**** INPUT DATA ****

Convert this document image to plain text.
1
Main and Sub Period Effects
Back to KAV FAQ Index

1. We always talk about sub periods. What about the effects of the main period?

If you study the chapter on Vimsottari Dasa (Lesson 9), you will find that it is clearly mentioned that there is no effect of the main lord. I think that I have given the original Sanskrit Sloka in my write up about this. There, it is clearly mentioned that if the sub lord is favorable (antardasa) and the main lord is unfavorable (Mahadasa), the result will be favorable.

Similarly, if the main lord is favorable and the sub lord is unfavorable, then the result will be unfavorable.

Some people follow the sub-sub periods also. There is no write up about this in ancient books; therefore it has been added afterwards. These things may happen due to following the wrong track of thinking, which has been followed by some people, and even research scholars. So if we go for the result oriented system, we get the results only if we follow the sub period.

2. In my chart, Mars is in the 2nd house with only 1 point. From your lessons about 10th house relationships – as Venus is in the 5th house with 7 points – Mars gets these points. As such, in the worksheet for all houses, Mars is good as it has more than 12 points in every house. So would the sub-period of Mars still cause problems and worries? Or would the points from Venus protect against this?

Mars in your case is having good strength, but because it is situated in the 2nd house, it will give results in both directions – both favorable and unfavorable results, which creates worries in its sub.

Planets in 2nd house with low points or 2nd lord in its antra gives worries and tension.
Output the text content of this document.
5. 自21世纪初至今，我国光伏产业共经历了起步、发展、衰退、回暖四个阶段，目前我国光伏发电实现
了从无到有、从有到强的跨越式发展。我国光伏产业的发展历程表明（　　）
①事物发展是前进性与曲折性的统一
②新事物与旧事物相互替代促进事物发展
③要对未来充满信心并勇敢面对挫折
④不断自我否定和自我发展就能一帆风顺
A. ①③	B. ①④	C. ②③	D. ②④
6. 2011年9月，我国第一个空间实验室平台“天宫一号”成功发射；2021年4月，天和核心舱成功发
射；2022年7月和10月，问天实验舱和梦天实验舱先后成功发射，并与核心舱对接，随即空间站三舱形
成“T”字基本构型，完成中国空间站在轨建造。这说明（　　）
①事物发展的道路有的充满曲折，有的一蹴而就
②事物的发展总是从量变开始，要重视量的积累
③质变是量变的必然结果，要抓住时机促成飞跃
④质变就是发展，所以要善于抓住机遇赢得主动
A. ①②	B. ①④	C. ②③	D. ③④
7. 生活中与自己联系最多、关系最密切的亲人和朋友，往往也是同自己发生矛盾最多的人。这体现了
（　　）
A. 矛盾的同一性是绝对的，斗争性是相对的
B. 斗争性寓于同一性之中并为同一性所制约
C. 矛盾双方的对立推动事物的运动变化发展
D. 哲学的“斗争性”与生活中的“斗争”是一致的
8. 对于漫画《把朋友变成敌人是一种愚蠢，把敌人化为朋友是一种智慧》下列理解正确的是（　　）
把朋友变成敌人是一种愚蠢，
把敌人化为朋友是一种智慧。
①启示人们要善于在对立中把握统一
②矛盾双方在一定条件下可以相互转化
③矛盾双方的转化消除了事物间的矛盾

****

▶ _STATED TASK_: Write out once more the lines above beginning at the line with "Output the text content of this document."; continue through the final line and stop there.

▶ _ANSWER TO THE EXERCISE_:
Output the text content of this document.
5. 自21世纪初至今，我国光伏产业共经历了起步、发展、衰退、回暖四个阶段，目前我国光伏发电实现
了从无到有、从有到强的跨越式发展。我国光伏产业的发展历程表明（　　）
①事物发展是前进性与曲折性的统一
②新事物与旧事物相互替代促进事物发展
③要对未来充满信心并勇敢面对挫折
④不断自我否定和自我发展就能一帆风顺
A. ①③	B. ①④	C. ②③	D. ②④
6. 2011年9月，我国第一个空间实验室平台“天宫一号”成功发射；2021年4月，天和核心舱成功发
射；2022年7月和10月，问天实验舱和梦天实验舱先后成功发射，并与核心舱对接，随即空间站三舱形
成“T”字基本构型，完成中国空间站在轨建造。这说明（　　）
①事物发展的道路有的充满曲折，有的一蹴而就
②事物的发展总是从量变开始，要重视量的积累
③质变是量变的必然结果，要抓住时机促成飞跃
④质变就是发展，所以要善于抓住机遇赢得主动
A. ①②	B. ①④	C. ②③	D. ③④
7. 生活中与自己联系最多、关系最密切的亲人和朋友，往往也是同自己发生矛盾最多的人。这体现了
（　　）
A. 矛盾的同一性是绝对的，斗争性是相对的
B. 斗争性寓于同一性之中并为同一性所制约
C. 矛盾双方的对立推动事物的运动变化发展
D. 哲学的“斗争性”与生活中的“斗争”是一致的
8. 对于漫画《把朋友变成敌人是一种愚蠢，把敌人化为朋友是一种智慧》下列理解正确的是（　　）
把朋友变成敌人是一种愚蠢，
把敌人化为朋友是一种智慧。
①启示人们要善于在对立中把握统一
②矛盾双方在一定条件下可以相互转化
③矛盾双方的转化消除了事物间的矛盾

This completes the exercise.